** Stated goal **
Which lines contain the word "Hello"? Return each of them as written.

** Material provided **
=-=-=-=-=

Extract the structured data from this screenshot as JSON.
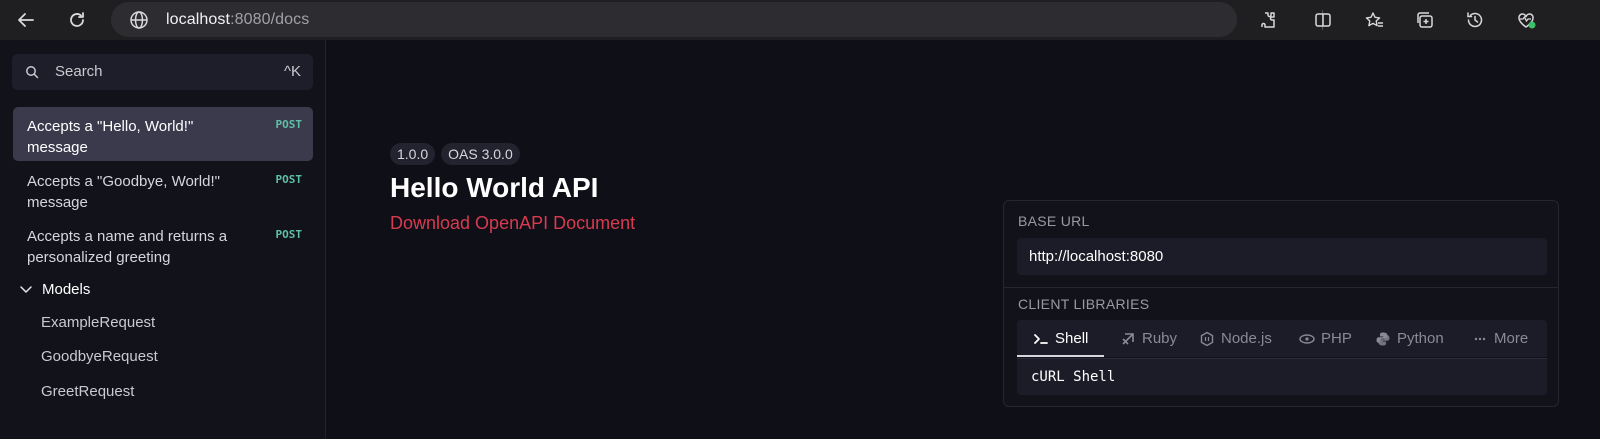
{
  "browser": {
    "url_host": "localhost",
    "url_path": ":8080/docs",
    "icons": [
      "back-arrow-icon",
      "reload-icon",
      "globe-icon",
      "extensions-icon",
      "split-screen-icon",
      "favorites-icon",
      "collections-icon",
      "history-icon",
      "browser-essentials-icon"
    ]
  },
  "sidebar": {
    "search_placeholder": "Search",
    "search_shortcut": "^K",
    "operations": [
      {
        "label": "Accepts a \"Hello, World!\" message",
        "method": "POST",
        "active": true
      },
      {
        "label": "Accepts a \"Goodbye, World!\" message",
        "method": "POST",
        "active": false
      },
      {
        "label": "Accepts a name and returns a personalized greeting",
        "method": "POST",
        "active": false
      }
    ],
    "models_label": "Models",
    "models": [
      "ExampleRequest",
      "GoodbyeRequest",
      "GreetRequest"
    ]
  },
  "main": {
    "version_badge": "1.0.0",
    "oas_badge": "OAS 3.0.0",
    "title": "Hello World API",
    "download_link": "Download OpenAPI Document"
  },
  "panel": {
    "base_url_label": "BASE URL",
    "base_url_value": "http://localhost:8080",
    "client_libraries_label": "CLIENT LIBRARIES",
    "tabs": [
      {
        "label": "Shell",
        "icon": "terminal-icon",
        "active": true
      },
      {
        "label": "Ruby",
        "icon": "ruby-icon",
        "active": false
      },
      {
        "label": "Node.js",
        "icon": "nodejs-icon",
        "active": false
      },
      {
        "label": "PHP",
        "icon": "php-icon",
        "active": false
      },
      {
        "label": "Python",
        "icon": "python-icon",
        "active": false
      },
      {
        "label": "More",
        "icon": "more-dots-icon",
        "active": false
      }
    ],
    "code_label": "cURL Shell"
  },
  "colors": {
    "accent_link": "#d83a50",
    "method_post": "#5fbfa6",
    "active_item_bg": "#3a3a4c"
  }
}
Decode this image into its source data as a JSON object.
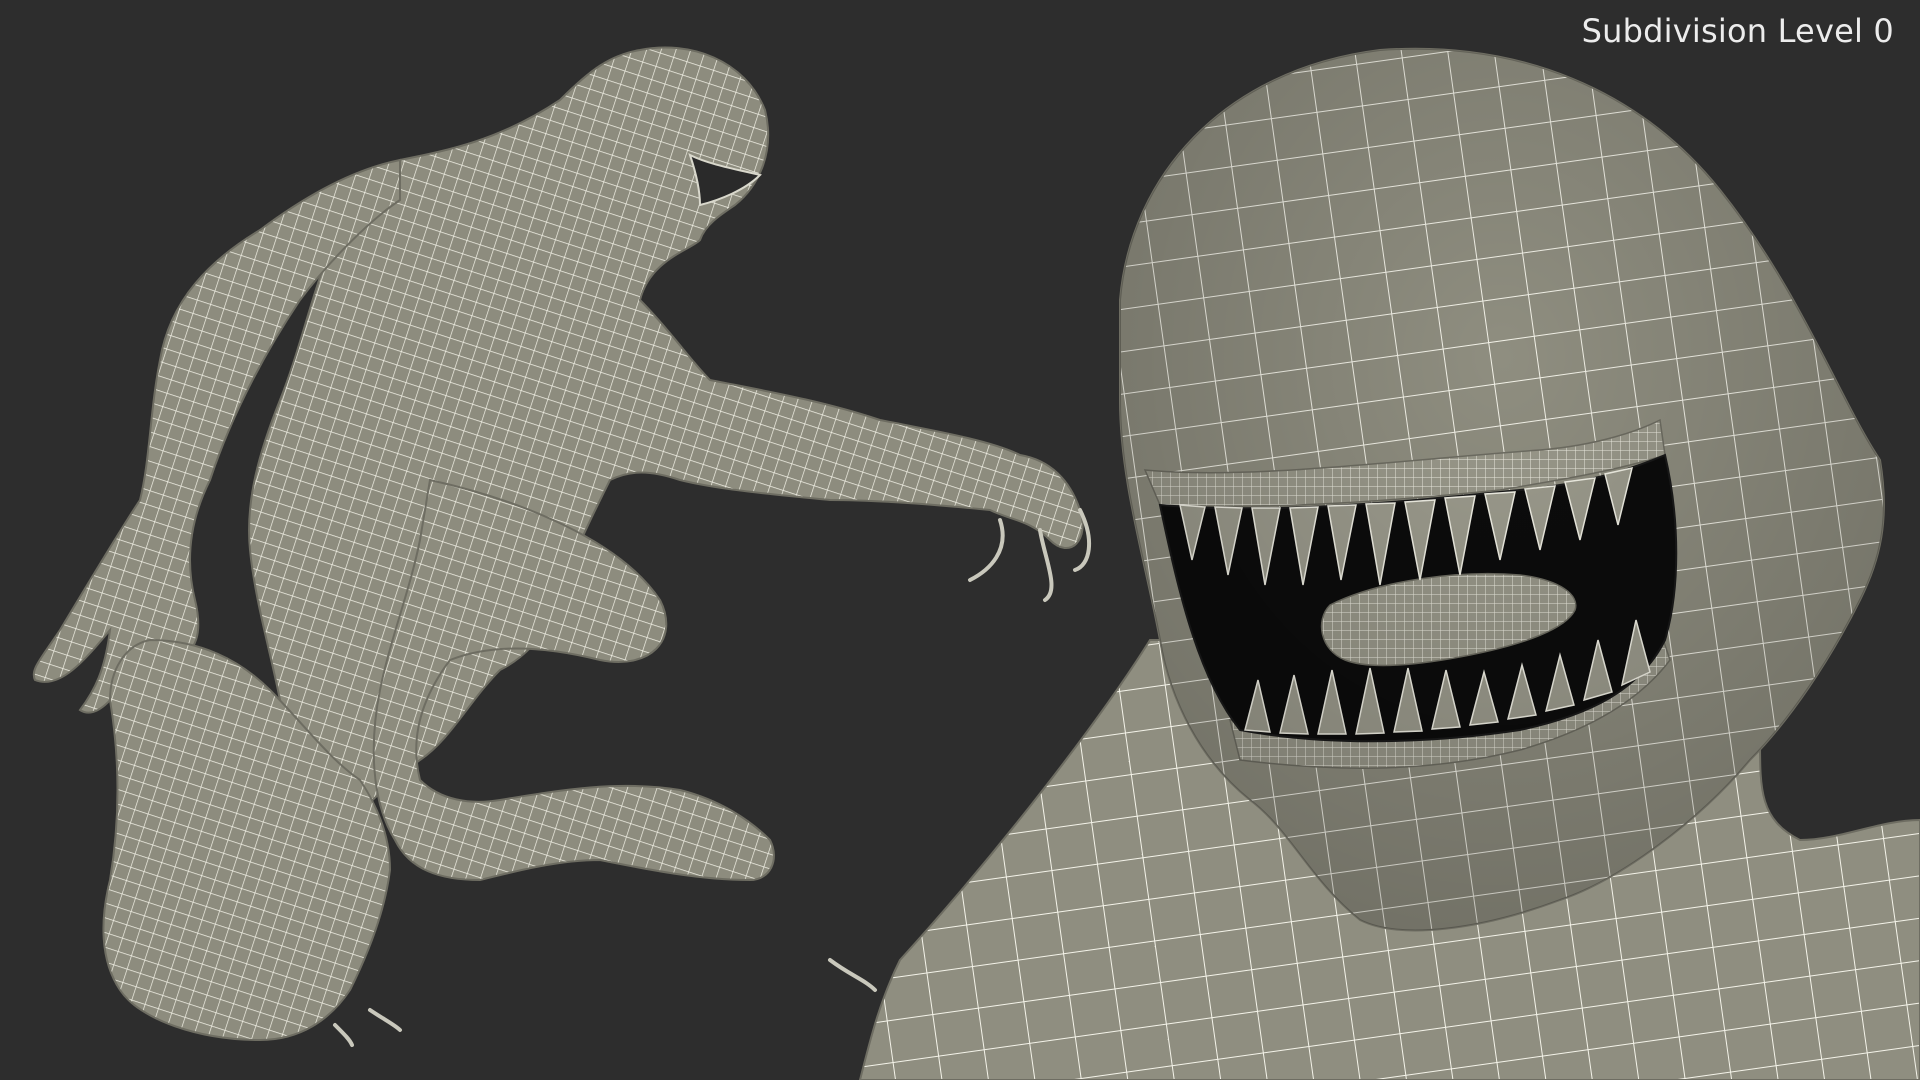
{
  "overlay": {
    "label": "Subdivision Level 0"
  },
  "scene": {
    "background_color": "#2d2d2d",
    "mesh_color": "#8d8c7e",
    "wire_color": "#f2f1e6",
    "mouth_color": "#0c0c0c"
  }
}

=-=-=-=-=

** Completed exercise **
        "label": "Accepts a \"Hello, World!\" message",
    "title": "Hello World API",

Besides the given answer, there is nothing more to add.